Request 1 -
In the post about The Shack, which book does the writer say they are working on now?
Request 2 -
Repeat the part of the post about The Shack that begins at the words "I’m really thankful" and stops after "wisely and biblically.".

Source -

I’m really thankful for the comments on the prior post. The Shack and Paul are raising the question of what is the LORD like in powerful ways. As long as it goes back to Bible, rather than what I’m comfortable with, I’m happy. But even when we go to the Bible we tend to see and return to what we are comfortable with, I’m finding. Weird how we do that.
Now to the excellent comments: Terrance wonders if The Shack will be read in fifty years. My guess is that it won’t. But the verdict of history could be in now! But whatever the long term impact, the immediate impact is huge. It is being read by millions now. The assessment needs to be done wisely and biblically.
I also remember Charles Sheldon’s book, What Would Jesus Do? which was written as standard liberal social gospel trash which emerged into real popularity in young evangelicals who put the "missional" writing back into the context of the gospel of Jesus Christ. Then it became a national joke. So it’s hard to predict the future of a book. I wonder that about Vintage Jesus (shorter life) and Death by Love (longer life). Thinking of no one reading the books I work on makes me all the more committed to not writing! But I’m working on Doctrine: What the Church Should Believe now.

Material -

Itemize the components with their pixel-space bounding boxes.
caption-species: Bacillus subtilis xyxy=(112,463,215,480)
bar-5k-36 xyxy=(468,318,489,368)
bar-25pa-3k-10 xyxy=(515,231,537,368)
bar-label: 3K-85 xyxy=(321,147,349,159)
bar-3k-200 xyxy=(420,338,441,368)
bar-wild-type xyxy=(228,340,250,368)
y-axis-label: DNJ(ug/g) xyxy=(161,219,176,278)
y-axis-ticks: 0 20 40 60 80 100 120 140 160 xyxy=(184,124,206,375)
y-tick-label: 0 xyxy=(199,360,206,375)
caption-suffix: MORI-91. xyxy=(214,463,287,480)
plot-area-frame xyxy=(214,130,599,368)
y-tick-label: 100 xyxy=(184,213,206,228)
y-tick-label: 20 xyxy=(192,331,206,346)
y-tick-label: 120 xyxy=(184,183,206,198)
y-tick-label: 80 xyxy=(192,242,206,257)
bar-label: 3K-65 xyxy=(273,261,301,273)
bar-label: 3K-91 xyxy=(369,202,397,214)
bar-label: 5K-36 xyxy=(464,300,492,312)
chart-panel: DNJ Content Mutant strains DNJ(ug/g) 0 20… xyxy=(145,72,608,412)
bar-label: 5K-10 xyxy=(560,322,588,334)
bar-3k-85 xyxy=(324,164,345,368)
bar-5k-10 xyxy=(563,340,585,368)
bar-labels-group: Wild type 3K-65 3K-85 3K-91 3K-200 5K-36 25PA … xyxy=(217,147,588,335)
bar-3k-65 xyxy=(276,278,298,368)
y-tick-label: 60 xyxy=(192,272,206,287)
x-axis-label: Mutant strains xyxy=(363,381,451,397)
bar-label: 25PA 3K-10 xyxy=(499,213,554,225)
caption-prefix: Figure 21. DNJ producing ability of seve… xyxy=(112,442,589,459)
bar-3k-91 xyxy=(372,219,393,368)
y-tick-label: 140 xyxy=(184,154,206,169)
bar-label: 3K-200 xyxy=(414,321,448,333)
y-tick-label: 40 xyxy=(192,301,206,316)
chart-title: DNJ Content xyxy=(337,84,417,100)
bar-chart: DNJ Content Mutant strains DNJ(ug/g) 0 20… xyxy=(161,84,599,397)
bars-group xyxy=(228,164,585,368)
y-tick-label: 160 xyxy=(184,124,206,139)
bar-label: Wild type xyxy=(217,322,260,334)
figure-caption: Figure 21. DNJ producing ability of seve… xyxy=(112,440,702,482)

Worked answer 1 -
Doctrine: What the Church Should Believe.

Worked answer 2 -
I’m really thankful for the comments on the prior post. The Shack and Paul are raising the question of what is the LORD like in powerful ways. As long as it goes back to Bible, rather than what I’m comfortable with, I’m happy. But even when we go to the Bible we tend to see and return to what we are comfortable with, I’m finding. Weird how we do that.
Now to the excellent comments: Terrance wonders if The Shack will be read in fifty years. My guess is that it won’t. But the verdict of history could be in now! But whatever the long term impact, the immediate impact is huge. It is being read by millions now. The assessment needs to be done wisely and biblically.